[AIM]:
Below are some records. Pull every line that contains the word "title".

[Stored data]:

---

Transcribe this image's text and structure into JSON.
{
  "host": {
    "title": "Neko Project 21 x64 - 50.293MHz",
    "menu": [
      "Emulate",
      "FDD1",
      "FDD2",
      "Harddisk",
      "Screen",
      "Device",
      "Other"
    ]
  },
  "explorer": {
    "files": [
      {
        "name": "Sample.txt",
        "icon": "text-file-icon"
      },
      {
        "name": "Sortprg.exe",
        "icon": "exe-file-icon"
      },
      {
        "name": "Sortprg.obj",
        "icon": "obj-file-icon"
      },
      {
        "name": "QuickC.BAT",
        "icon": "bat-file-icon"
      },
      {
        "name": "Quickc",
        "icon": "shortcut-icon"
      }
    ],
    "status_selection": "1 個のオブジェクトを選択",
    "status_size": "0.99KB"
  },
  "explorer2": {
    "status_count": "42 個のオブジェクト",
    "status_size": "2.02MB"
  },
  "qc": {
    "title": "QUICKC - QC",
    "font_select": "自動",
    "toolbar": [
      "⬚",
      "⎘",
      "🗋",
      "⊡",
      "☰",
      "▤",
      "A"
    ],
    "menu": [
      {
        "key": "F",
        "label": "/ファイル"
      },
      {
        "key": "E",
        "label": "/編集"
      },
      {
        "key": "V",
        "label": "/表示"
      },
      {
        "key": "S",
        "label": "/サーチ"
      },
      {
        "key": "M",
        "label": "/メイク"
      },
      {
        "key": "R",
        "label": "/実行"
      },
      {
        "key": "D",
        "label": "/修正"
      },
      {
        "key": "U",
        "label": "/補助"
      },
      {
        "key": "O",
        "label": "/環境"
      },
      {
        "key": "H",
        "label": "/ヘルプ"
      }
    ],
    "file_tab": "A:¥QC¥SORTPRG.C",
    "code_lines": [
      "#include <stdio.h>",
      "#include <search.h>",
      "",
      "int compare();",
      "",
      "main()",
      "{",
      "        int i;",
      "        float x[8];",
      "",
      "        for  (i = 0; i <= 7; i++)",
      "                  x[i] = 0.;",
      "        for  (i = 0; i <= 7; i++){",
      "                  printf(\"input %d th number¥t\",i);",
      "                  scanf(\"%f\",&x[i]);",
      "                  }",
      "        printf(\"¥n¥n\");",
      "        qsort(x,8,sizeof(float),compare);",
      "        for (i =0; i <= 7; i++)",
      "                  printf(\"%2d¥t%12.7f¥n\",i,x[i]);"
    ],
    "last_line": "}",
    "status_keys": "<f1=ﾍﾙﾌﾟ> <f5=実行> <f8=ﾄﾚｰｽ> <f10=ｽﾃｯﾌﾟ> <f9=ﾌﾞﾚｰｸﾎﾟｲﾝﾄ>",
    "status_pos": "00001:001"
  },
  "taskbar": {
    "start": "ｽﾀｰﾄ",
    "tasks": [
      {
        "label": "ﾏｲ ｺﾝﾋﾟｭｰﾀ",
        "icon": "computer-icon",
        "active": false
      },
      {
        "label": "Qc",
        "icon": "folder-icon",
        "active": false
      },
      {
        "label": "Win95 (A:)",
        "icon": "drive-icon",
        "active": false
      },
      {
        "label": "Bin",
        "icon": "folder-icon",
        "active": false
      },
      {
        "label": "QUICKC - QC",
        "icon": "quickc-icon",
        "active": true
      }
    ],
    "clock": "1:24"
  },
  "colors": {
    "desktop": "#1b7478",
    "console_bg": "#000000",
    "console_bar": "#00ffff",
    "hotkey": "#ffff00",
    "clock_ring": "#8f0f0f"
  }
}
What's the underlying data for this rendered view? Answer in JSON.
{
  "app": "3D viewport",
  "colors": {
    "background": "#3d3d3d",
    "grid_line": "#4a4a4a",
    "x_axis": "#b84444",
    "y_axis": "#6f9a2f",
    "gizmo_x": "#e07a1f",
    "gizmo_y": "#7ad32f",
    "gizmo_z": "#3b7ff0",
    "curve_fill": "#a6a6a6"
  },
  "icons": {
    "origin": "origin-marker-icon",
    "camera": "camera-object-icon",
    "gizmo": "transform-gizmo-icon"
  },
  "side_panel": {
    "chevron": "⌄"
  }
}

---

[CORRECT RESULT]:
    "title": "Neko Project 21 x64 - 50.293MHz",
    "title": "QUICKC - QC",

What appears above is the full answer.